◆ **EXERCISE BRIEF**
Can you transcribe, unchanged, the part of the items that opens with their first line and closes with the line containing "swath-west-cell [64,177,72,185]", both of those lines included?

◆ **MATERIAL TO PROCESS**
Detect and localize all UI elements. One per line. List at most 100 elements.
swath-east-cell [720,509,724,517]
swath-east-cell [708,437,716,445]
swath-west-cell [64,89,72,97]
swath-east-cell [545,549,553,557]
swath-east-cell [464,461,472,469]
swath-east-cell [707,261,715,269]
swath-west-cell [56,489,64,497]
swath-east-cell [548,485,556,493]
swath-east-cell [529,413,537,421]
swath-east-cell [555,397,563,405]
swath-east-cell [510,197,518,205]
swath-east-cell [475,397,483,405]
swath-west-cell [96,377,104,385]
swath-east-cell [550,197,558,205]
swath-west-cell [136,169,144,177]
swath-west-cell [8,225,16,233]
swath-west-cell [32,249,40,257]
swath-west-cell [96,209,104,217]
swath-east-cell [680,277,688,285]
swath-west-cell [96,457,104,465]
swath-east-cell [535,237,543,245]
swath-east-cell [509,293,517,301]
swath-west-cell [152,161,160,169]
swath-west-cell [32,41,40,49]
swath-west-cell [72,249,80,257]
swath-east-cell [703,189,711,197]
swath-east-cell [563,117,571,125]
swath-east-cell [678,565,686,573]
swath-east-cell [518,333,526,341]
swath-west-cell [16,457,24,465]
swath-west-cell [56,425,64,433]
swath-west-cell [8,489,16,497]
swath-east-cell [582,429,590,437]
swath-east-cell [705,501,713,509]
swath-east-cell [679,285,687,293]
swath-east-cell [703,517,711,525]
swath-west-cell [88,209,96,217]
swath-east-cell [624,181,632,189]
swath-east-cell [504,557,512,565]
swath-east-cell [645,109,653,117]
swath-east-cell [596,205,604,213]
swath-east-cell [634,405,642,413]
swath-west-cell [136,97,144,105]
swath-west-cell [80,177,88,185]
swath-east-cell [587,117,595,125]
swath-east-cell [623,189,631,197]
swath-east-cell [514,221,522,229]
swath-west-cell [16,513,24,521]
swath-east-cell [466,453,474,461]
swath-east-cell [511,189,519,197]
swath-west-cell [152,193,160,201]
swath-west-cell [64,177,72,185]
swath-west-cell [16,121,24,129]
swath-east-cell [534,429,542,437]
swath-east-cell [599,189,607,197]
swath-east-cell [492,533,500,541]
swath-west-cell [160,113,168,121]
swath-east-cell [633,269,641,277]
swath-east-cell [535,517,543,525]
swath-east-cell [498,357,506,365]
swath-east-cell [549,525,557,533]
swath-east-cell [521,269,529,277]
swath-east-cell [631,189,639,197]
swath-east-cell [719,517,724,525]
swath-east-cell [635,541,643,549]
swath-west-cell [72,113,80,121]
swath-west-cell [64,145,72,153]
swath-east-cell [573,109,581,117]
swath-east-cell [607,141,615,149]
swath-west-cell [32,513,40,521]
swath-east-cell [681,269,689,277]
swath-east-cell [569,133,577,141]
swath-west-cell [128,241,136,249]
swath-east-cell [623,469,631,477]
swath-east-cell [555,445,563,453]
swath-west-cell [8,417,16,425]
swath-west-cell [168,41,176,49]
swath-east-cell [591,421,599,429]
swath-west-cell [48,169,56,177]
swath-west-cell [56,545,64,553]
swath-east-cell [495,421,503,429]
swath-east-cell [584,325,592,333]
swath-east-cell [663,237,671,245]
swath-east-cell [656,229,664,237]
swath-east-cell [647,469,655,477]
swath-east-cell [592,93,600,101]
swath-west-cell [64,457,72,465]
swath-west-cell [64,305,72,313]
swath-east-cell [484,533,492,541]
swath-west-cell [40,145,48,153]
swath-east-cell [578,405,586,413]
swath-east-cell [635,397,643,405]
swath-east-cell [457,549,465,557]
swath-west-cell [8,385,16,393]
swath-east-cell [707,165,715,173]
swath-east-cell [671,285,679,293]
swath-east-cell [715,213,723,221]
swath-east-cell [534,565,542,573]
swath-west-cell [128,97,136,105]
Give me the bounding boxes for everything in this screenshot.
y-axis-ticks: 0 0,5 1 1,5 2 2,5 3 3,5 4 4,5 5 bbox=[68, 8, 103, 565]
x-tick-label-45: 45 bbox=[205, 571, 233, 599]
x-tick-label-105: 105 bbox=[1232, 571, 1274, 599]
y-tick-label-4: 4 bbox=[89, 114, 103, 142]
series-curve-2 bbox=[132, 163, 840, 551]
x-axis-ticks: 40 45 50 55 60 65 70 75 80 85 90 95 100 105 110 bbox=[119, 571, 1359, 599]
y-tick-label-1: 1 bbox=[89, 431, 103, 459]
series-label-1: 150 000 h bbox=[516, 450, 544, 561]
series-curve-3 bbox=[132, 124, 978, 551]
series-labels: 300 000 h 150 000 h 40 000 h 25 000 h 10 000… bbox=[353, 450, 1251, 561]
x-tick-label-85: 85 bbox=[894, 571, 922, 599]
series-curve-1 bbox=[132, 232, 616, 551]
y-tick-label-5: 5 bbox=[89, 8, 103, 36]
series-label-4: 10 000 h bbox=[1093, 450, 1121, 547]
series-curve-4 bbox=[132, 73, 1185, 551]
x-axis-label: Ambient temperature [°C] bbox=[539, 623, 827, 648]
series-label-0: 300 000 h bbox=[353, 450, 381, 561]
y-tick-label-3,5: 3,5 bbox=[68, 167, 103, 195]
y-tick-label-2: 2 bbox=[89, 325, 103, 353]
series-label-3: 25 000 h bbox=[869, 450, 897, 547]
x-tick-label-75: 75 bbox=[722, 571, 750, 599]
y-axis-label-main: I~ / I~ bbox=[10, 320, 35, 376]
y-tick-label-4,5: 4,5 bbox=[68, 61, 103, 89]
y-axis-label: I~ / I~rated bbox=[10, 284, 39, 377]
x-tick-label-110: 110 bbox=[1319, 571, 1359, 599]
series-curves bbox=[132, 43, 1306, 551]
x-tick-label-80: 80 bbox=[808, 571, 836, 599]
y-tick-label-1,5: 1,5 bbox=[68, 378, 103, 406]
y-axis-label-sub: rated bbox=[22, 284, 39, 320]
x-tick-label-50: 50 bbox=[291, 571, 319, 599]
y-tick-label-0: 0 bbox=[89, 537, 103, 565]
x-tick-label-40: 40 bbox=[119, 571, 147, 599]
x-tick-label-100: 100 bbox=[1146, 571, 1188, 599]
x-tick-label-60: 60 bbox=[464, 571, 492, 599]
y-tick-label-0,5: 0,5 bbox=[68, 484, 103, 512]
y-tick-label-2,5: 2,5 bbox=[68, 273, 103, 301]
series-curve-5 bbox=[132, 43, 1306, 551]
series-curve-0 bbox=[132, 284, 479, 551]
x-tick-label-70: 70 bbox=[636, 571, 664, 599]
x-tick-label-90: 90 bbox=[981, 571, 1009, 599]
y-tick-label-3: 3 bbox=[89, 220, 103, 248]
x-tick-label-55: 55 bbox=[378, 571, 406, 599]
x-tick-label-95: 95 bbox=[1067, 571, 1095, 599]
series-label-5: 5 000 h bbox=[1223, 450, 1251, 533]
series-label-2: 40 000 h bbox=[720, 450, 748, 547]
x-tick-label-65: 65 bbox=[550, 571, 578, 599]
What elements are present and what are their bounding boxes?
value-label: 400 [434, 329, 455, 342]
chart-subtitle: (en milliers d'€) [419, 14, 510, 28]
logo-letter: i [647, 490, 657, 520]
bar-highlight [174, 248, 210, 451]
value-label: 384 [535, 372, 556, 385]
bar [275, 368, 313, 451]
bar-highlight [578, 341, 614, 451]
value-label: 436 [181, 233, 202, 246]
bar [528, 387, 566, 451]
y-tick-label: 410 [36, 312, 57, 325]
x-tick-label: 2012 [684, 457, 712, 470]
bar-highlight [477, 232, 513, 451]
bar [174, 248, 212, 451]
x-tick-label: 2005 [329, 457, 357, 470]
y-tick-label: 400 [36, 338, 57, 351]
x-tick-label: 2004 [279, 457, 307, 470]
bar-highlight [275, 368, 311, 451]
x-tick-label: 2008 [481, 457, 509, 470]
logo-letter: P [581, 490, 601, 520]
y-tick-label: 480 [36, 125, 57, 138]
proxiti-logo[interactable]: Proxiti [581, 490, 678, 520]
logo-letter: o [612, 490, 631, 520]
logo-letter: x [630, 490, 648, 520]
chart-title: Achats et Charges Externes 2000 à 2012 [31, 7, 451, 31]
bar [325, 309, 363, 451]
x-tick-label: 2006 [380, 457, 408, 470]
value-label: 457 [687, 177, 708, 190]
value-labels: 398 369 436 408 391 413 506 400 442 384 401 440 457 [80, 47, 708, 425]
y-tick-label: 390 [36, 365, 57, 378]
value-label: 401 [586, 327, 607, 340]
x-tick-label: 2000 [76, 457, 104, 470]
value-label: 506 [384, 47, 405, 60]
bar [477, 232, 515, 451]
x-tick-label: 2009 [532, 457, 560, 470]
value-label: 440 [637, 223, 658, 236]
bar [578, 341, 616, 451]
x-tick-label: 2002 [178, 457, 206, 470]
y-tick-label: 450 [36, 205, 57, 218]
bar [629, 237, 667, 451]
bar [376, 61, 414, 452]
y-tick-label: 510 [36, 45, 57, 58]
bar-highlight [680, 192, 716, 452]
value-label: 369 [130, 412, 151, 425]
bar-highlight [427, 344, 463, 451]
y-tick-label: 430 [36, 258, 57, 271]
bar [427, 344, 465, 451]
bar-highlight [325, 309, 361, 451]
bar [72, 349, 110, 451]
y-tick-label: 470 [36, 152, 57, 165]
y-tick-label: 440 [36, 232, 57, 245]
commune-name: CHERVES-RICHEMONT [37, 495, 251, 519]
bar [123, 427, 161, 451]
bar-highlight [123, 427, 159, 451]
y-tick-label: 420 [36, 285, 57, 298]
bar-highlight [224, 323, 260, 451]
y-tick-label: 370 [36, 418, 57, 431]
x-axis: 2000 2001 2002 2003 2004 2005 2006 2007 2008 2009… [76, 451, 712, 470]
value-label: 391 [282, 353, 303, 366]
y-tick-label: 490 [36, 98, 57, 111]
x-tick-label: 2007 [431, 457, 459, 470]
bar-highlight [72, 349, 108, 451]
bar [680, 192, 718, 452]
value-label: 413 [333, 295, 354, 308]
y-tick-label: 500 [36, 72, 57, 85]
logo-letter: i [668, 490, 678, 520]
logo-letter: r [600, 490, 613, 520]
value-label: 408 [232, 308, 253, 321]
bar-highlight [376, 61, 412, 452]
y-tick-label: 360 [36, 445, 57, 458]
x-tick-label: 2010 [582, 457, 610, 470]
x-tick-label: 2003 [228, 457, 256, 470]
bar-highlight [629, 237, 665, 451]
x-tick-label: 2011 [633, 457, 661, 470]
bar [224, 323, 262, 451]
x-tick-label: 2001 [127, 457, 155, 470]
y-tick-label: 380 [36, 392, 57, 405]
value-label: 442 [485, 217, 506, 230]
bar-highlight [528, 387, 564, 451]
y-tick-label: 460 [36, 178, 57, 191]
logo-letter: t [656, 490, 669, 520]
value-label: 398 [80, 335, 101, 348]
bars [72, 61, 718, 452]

◆ **EXERCISE RESULT**
Detect and localize all UI elements. One per line. List at most 100 elements.
swath-east-cell [720,509,724,517]
swath-east-cell [708,437,716,445]
swath-west-cell [64,89,72,97]
swath-east-cell [545,549,553,557]
swath-east-cell [464,461,472,469]
swath-east-cell [707,261,715,269]
swath-west-cell [56,489,64,497]
swath-east-cell [548,485,556,493]
swath-east-cell [529,413,537,421]
swath-east-cell [555,397,563,405]
swath-east-cell [510,197,518,205]
swath-east-cell [475,397,483,405]
swath-west-cell [96,377,104,385]
swath-east-cell [550,197,558,205]
swath-west-cell [136,169,144,177]
swath-west-cell [8,225,16,233]
swath-west-cell [32,249,40,257]
swath-west-cell [96,209,104,217]
swath-east-cell [680,277,688,285]
swath-west-cell [96,457,104,465]
swath-east-cell [535,237,543,245]
swath-east-cell [509,293,517,301]
swath-west-cell [152,161,160,169]
swath-west-cell [32,41,40,49]
swath-west-cell [72,249,80,257]
swath-east-cell [703,189,711,197]
swath-east-cell [563,117,571,125]
swath-east-cell [678,565,686,573]
swath-east-cell [518,333,526,341]
swath-west-cell [16,457,24,465]
swath-west-cell [56,425,64,433]
swath-west-cell [8,489,16,497]
swath-east-cell [582,429,590,437]
swath-east-cell [705,501,713,509]
swath-east-cell [679,285,687,293]
swath-east-cell [703,517,711,525]
swath-west-cell [88,209,96,217]
swath-east-cell [624,181,632,189]
swath-east-cell [504,557,512,565]
swath-east-cell [645,109,653,117]
swath-east-cell [596,205,604,213]
swath-east-cell [634,405,642,413]
swath-west-cell [136,97,144,105]
swath-west-cell [80,177,88,185]
swath-east-cell [587,117,595,125]
swath-east-cell [623,189,631,197]
swath-east-cell [514,221,522,229]
swath-west-cell [16,513,24,521]
swath-east-cell [466,453,474,461]
swath-east-cell [511,189,519,197]
swath-west-cell [152,193,160,201]
swath-west-cell [64,177,72,185]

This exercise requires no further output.